***** Extracted material

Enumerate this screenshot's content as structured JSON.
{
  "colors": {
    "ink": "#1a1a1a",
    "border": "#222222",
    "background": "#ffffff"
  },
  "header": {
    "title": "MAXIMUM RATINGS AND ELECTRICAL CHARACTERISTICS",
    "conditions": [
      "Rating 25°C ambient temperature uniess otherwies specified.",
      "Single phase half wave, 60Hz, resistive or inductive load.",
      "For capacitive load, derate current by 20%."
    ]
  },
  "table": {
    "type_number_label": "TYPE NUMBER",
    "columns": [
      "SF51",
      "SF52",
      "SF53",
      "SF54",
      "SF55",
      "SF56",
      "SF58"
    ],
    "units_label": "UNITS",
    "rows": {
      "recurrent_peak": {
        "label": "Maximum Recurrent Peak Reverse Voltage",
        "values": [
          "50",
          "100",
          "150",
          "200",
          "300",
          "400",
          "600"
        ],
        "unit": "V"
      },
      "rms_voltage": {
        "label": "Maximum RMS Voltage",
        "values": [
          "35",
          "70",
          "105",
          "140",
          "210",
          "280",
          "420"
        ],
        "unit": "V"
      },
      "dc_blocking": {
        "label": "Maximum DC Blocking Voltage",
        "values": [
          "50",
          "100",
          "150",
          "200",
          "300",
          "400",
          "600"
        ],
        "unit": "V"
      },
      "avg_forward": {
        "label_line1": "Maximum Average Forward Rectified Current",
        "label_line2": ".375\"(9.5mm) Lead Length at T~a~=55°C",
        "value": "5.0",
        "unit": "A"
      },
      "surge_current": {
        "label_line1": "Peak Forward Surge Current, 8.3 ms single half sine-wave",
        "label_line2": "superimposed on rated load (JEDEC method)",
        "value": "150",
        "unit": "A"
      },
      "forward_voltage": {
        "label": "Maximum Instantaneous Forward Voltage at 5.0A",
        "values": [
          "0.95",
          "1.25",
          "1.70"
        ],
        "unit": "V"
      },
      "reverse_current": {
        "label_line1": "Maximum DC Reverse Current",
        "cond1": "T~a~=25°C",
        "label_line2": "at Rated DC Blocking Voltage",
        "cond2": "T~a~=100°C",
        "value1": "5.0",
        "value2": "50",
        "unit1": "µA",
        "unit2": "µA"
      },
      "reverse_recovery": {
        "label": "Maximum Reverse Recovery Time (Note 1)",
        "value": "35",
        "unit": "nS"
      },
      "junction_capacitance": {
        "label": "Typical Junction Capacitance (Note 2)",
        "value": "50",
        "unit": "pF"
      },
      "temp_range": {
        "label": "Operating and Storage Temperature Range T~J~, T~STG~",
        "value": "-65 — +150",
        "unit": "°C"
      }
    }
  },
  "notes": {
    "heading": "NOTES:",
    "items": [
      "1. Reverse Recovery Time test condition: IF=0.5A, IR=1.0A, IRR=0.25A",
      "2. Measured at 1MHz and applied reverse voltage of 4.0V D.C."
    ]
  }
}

**********

What you are asked to do —
Gather all lines from the listing above in which "load" occurs.

Problem solution —
      "Single phase half wave, 60Hz, resistive or inductive load.",
      "For capacitive load, derate current by 20%."
        "label_line2": "superimposed on rated load (JEDEC method)",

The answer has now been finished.